_Set problem_.
Retype the records that come next, word for word.

┏━━

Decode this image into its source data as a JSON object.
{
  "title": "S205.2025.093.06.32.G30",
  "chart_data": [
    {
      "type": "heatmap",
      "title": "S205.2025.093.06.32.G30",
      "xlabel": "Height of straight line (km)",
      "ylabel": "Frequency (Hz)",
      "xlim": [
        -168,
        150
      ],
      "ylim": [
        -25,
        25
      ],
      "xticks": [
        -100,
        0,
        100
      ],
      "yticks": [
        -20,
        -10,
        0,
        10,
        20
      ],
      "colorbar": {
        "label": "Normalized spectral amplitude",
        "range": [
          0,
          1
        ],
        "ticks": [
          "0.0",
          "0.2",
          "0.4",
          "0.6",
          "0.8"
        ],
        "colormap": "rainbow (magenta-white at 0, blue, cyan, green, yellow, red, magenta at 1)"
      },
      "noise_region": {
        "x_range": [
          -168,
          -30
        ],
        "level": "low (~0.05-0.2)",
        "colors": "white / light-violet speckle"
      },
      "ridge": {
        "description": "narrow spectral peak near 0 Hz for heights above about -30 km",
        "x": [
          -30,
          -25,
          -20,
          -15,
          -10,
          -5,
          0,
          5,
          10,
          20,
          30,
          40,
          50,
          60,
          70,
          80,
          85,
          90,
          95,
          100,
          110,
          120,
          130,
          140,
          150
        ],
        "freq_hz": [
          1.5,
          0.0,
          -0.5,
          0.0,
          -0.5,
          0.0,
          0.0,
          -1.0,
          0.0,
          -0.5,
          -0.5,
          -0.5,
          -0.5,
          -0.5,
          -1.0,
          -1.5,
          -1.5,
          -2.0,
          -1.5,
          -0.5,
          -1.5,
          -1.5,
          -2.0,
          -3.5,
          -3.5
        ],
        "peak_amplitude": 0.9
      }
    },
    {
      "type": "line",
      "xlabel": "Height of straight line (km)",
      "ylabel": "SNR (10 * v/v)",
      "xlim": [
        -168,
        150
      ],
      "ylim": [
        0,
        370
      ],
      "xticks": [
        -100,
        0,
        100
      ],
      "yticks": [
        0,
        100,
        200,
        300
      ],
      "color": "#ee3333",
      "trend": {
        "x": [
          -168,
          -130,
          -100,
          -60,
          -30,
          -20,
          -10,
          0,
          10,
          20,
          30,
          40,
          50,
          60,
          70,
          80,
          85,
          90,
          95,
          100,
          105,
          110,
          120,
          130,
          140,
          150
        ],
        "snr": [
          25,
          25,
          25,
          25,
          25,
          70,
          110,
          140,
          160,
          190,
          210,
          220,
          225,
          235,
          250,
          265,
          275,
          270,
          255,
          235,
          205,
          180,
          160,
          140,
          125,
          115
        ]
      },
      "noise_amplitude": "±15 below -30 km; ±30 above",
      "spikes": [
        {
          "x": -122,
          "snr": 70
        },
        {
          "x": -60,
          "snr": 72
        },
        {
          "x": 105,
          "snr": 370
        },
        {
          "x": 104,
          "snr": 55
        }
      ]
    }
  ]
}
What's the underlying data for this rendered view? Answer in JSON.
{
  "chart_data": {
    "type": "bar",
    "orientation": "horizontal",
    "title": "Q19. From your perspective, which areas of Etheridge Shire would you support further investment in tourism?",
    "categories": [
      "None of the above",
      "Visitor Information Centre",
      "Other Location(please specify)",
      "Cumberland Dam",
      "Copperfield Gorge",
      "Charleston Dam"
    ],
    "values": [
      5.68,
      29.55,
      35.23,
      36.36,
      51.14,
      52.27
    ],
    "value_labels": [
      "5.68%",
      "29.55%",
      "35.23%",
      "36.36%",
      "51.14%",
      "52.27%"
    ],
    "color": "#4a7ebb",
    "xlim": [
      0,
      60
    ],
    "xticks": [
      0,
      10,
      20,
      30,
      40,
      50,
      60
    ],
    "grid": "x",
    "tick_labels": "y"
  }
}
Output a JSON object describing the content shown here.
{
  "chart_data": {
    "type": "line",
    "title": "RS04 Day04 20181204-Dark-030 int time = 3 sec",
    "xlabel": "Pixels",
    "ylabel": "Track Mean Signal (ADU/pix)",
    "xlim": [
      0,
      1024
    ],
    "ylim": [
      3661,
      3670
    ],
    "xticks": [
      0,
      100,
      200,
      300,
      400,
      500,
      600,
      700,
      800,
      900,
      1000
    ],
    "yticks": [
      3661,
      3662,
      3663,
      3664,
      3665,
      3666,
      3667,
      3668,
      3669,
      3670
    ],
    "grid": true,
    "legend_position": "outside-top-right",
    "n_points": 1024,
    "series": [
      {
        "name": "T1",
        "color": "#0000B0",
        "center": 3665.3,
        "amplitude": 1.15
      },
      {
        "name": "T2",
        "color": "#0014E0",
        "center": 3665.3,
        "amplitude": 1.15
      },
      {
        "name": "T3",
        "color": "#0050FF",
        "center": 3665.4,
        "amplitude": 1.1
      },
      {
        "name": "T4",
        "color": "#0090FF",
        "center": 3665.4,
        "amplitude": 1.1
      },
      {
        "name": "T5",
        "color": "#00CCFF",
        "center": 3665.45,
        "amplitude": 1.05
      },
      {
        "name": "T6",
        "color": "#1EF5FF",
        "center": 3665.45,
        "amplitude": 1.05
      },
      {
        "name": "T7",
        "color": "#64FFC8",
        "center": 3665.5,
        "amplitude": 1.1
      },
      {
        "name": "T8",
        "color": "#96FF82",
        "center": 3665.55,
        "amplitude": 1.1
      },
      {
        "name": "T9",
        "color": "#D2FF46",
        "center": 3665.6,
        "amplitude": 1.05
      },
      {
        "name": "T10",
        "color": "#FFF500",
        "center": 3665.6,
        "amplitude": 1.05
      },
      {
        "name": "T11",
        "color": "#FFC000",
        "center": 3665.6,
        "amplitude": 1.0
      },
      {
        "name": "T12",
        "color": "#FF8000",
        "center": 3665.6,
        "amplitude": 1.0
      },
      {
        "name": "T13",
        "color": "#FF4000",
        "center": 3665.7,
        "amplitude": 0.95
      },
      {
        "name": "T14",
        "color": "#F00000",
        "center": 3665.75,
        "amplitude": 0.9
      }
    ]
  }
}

┗━━

_Answer to the task_.
Decode this image into its source data as a JSON object.
{
  "title": "S205.2025.093.06.32.G30",
  "chart_data": [
    {
      "type": "heatmap",
      "title": "S205.2025.093.06.32.G30",
      "xlabel": "Height of straight line (km)",
      "ylabel": "Frequency (Hz)",
      "xlim": [
        -168,
        150
      ],
      "ylim": [
        -25,
        25
      ],
      "xticks": [
        -100,
        0,
        100
      ],
      "yticks": [
        -20,
        -10,
        0,
        10,
        20
      ],
      "colorbar": {
        "label": "Normalized spectral amplitude",
        "range": [
          0,
          1
        ],
        "ticks": [
          "0.0",
          "0.2",
          "0.4",
          "0.6",
          "0.8"
        ],
        "colormap": "rainbow (magenta-white at 0, blue, cyan, green, yellow, red, magenta at 1)"
      },
      "noise_region": {
        "x_range": [
          -168,
          -30
        ],
        "level": "low (~0.05-0.2)",
        "colors": "white / light-violet speckle"
      },
      "ridge": {
        "description": "narrow spectral peak near 0 Hz for heights above about -30 km",
        "x": [
          -30,
          -25,
          -20,
          -15,
          -10,
          -5,
          0,
          5,
          10,
          20,
          30,
          40,
          50,
          60,
          70,
          80,
          85,
          90,
          95,
          100,
          110,
          120,
          130,
          140,
          150
        ],
        "freq_hz": [
          1.5,
          0.0,
          -0.5,
          0.0,
          -0.5,
          0.0,
          0.0,
          -1.0,
          0.0,
          -0.5,
          -0.5,
          -0.5,
          -0.5,
          -0.5,
          -1.0,
          -1.5,
          -1.5,
          -2.0,
          -1.5,
          -0.5,
          -1.5,
          -1.5,
          -2.0,
          -3.5,
          -3.5
        ],
        "peak_amplitude": 0.9
      }
    },
    {
      "type": "line",
      "xlabel": "Height of straight line (km)",
      "ylabel": "SNR (10 * v/v)",
      "xlim": [
        -168,
        150
      ],
      "ylim": [
        0,
        370
      ],
      "xticks": [
        -100,
        0,
        100
      ],
      "yticks": [
        0,
        100,
        200,
        300
      ],
      "color": "#ee3333",
      "trend": {
        "x": [
          -168,
          -130,
          -100,
          -60,
          -30,
          -20,
          -10,
          0,
          10,
          20,
          30,
          40,
          50,
          60,
          70,
          80,
          85,
          90,
          95,
          100,
          105,
          110,
          120,
          130,
          140,
          150
        ],
        "snr": [
          25,
          25,
          25,
          25,
          25,
          70,
          110,
          140,
          160,
          190,
          210,
          220,
          225,
          235,
          250,
          265,
          275,
          270,
          255,
          235,
          205,
          180,
          160,
          140,
          125,
          115
        ]
      },
      "noise_amplitude": "±15 below -30 km; ±30 above",
      "spikes": [
        {
          "x": -122,
          "snr": 70
        },
        {
          "x": -60,
          "snr": 72
        },
        {
          "x": 105,
          "snr": 370
        },
        {
          "x": 104,
          "snr": 55
        }
      ]
    }
  ]
}
What's the underlying data for this rendered view? Answer in JSON.
{
  "chart_data": {
    "type": "bar",
    "orientation": "horizontal",
    "title": "Q19. From your perspective, which areas of Etheridge Shire would you support further investment in tourism?",
    "categories": [
      "None of the above",
      "Visitor Information Centre",
      "Other Location(please specify)",
      "Cumberland Dam",
      "Copperfield Gorge",
      "Charleston Dam"
    ],
    "values": [
      5.68,
      29.55,
      35.23,
      36.36,
      51.14,
      52.27
    ],
    "value_labels": [
      "5.68%",
      "29.55%",
      "35.23%",
      "36.36%",
      "51.14%",
      "52.27%"
    ],
    "color": "#4a7ebb",
    "xlim": [
      0,
      60
    ],
    "xticks": [
      0,
      10,
      20,
      30,
      40,
      50,
      60
    ],
    "grid": "x",
    "tick_labels": "y"
  }
}
Output a JSON object describing the content shown here.
{
  "chart_data": {
    "type": "line",
    "title": "RS04 Day04 20181204-Dark-030 int time = 3 sec",
    "xlabel": "Pixels",
    "ylabel": "Track Mean Signal (ADU/pix)",
    "xlim": [
      0,
      1024
    ],
    "ylim": [
      3661,
      3670
    ],
    "xticks": [
      0,
      100,
      200,
      300,
      400,
      500,
      600,
      700,
      800,
      900,
      1000
    ],
    "yticks": [
      3661,
      3662,
      3663,
      3664,
      3665,
      3666,
      3667,
      3668,
      3669,
      3670
    ],
    "grid": true,
    "legend_position": "outside-top-right",
    "n_points": 1024,
    "series": [
      {
        "name": "T1",
        "color": "#0000B0",
        "center": 3665.3,
        "amplitude": 1.15
      },
      {
        "name": "T2",
        "color": "#0014E0",
        "center": 3665.3,
        "amplitude": 1.15
      },
      {
        "name": "T3",
        "color": "#0050FF",
        "center": 3665.4,
        "amplitude": 1.1
      },
      {
        "name": "T4",
        "color": "#0090FF",
        "center": 3665.4,
        "amplitude": 1.1
      },
      {
        "name": "T5",
        "color": "#00CCFF",
        "center": 3665.45,
        "amplitude": 1.05
      },
      {
        "name": "T6",
        "color": "#1EF5FF",
        "center": 3665.45,
        "amplitude": 1.05
      },
      {
        "name": "T7",
        "color": "#64FFC8",
        "center": 3665.5,
        "amplitude": 1.1
      },
      {
        "name": "T8",
        "color": "#96FF82",
        "center": 3665.55,
        "amplitude": 1.1
      },
      {
        "name": "T9",
        "color": "#D2FF46",
        "center": 3665.6,
        "amplitude": 1.05
      },
      {
        "name": "T10",
        "color": "#FFF500",
        "center": 3665.6,
        "amplitude": 1.05
      },
      {
        "name": "T11",
        "color": "#FFC000",
        "center": 3665.6,
        "amplitude": 1.0
      },
      {
        "name": "T12",
        "color": "#FF8000",
        "center": 3665.6,
        "amplitude": 1.0
      },
      {
        "name": "T13",
        "color": "#FF4000",
        "center": 3665.7,
        "amplitude": 0.95
      },
      {
        "name": "T14",
        "color": "#F00000",
        "center": 3665.75,
        "amplitude": 0.9
      }
    ]
  }
}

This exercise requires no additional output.